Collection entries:
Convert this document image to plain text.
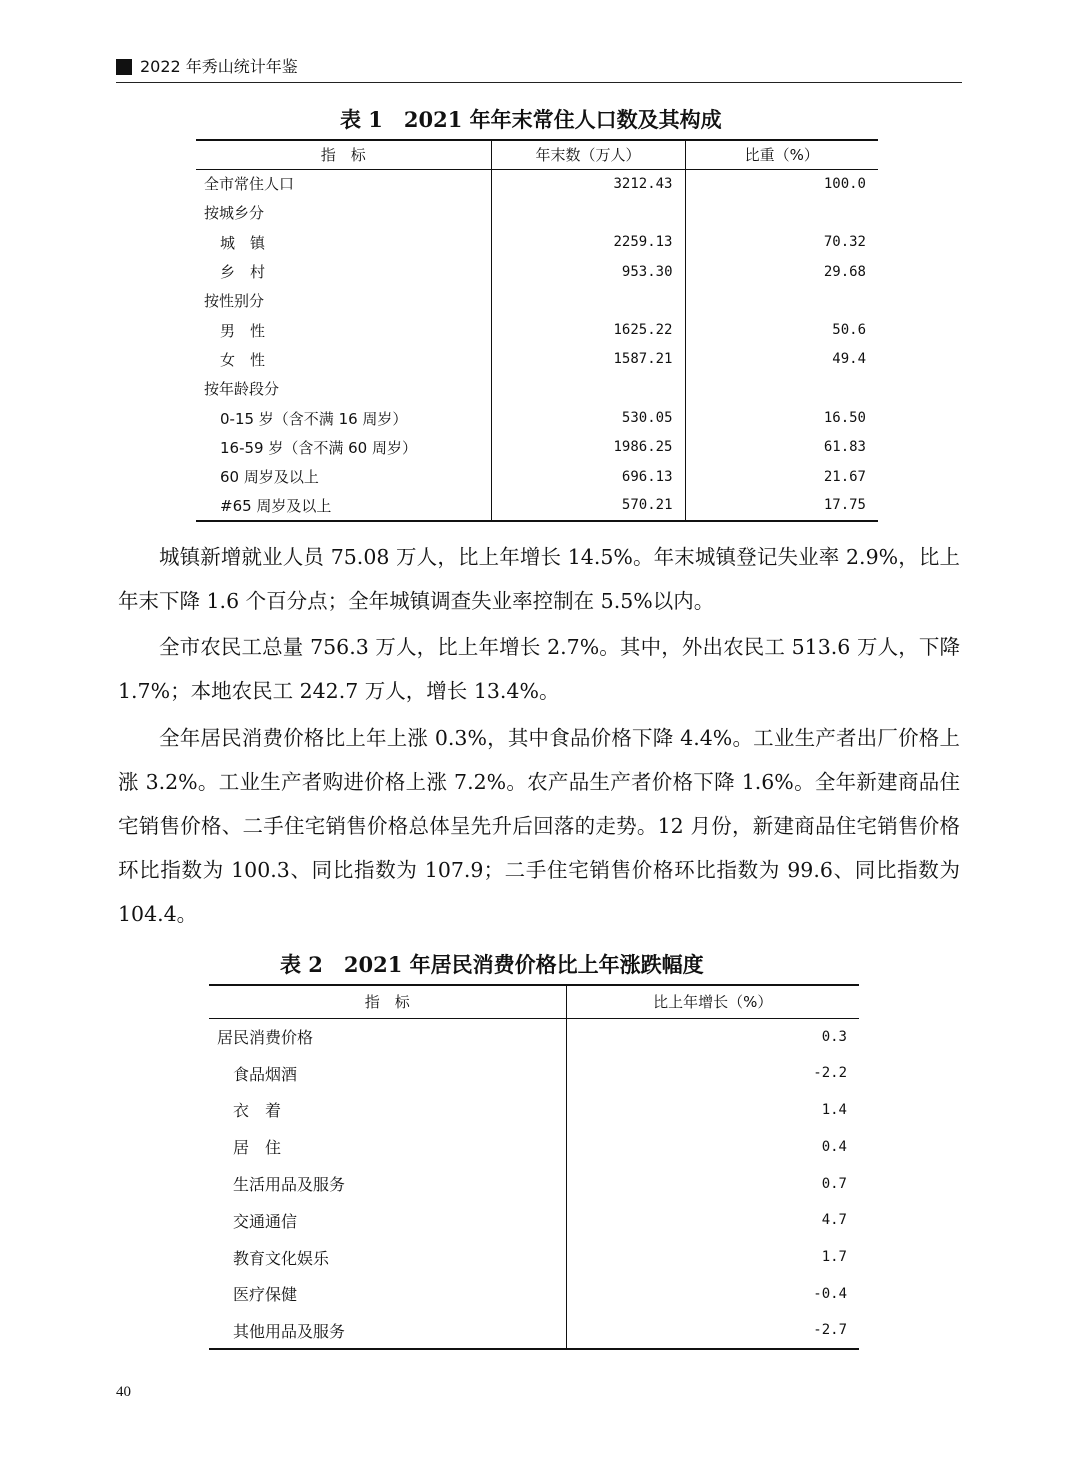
2022 年秀山统计年鉴
表 1　2021 年年末常住人口数及其构成
指　标	年末数（万人）	比重（%）
全市常住人口	3212.43	100.0
按城乡分		
城　镇	2259.13	70.32
乡　村	953.30	29.68
按性别分		
男　性	1625.22	50.6
女　性	1587.21	49.4
按年龄段分		
0-15 岁（含不满 16 周岁）	530.05	16.50
16-59 岁（含不满 60 周岁）	1986.25	61.83
60 周岁及以上	696.13	21.67
#65 周岁及以上	570.21	17.75

城镇新增就业人员 75.08 万人，比上年增长 14.5%。年末城镇登记失业率 2.9%，比上年末下降 1.6 个百分点；全年城镇调查失业率控制在 5.5%以内。

全市农民工总量 756.3 万人，比上年增长 2.7%。其中，外出农民工 513.6 万人，下降 1.7%；本地农民工 242.7 万人，增长 13.4%。

全年居民消费价格比上年上涨 0.3%，其中食品价格下降 4.4%。工业生产者出厂价格上涨 3.2%。工业生产者购进价格上涨 7.2%。农产品生产者价格下降 1.6%。全年新建商品住宅销售价格、二手住宅销售价格总体呈先升后回落的走势。12 月份，新建商品住宅销售价格环比指数为 100.3、同比指数为 107.9；二手住宅销售价格环比指数为 99.6、同比指数为 104.4。

表 2　2021 年居民消费价格比上年涨跌幅度
指　标	比上年增长（%）
居民消费价格	0.3
食品烟酒	-2.2
衣　着	1.4
居　住	0.4
生活用品及服务	0.7
交通通信	4.7
教育文化娱乐	1.7
医疗保健	-0.4
其他用品及服务	-2.7
40
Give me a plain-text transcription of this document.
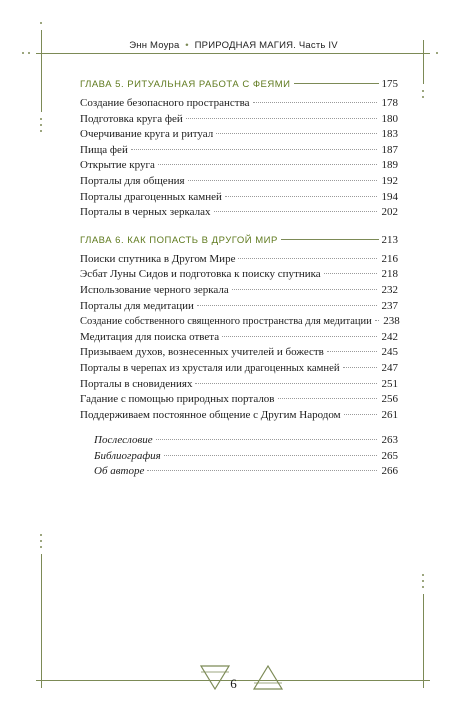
Энн Моура • ПРИРОДНАЯ МАГИЯ. Часть IV
ГЛАВА 5. РИТУАЛЬНАЯ РАБОТА С ФЕЯМИ	175
Создание безопасного пространства	178
Подготовка круга фей	180
Очерчивание круга и ритуал	183
Пища фей	187
Открытие круга	189
Порталы для общения	192
Порталы драгоценных камней	194
Порталы в черных зеркалах	202
ГЛАВА 6. КАК ПОПАСТЬ В ДРУГОЙ МИР	213
Поиски спутника в Другом Мире	216
Эсбат Луны Сидов и подготовка к поиску спутника	218
Использование черного зеркала	232
Порталы для медитации	237
Создание собственного священного пространства для медитации 238
Медитация для поиска ответа	242
Призываем духов, вознесенных учителей и божеств	245
Порталы в черепах из хрусталя или драгоценных камней	247
Порталы в сновидениях	251
Гадание с помощью природных порталов	256
Поддерживаем постоянное общение с Другим Народом	261
Послесловие	263
Библиография	265
Об авторе	266
6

Instructions for the task – Quote exactly the lines from the line that contains "Give me a plain-text" through the last line of the listing, please, leaving out all pictures.

Correct answer –
Give me a plain-text transcription of this document.
Энн Моура • ПРИРОДНАЯ МАГИЯ. Часть IV
ГЛАВА 5. РИТУАЛЬНАЯ РАБОТА С ФЕЯМИ	175
Создание безопасного пространства	178
Подготовка круга фей	180
Очерчивание круга и ритуал	183
Пища фей	187
Открытие круга	189
Порталы для общения	192
Порталы драгоценных камней	194
Порталы в черных зеркалах	202
ГЛАВА 6. КАК ПОПАСТЬ В ДРУГОЙ МИР	213
Поиски спутника в Другом Мире	216
Эсбат Луны Сидов и подготовка к поиску спутника	218
Использование черного зеркала	232
Порталы для медитации	237
Создание собственного священного пространства для медитации 238
Медитация для поиска ответа	242
Призываем духов, вознесенных учителей и божеств	245
Порталы в черепах из хрусталя или драгоценных камней	247
Порталы в сновидениях	251
Гадание с помощью природных порталов	256
Поддерживаем постоянное общение с Другим Народом	261
Послесловие	263
Библиография	265
Об авторе	266
6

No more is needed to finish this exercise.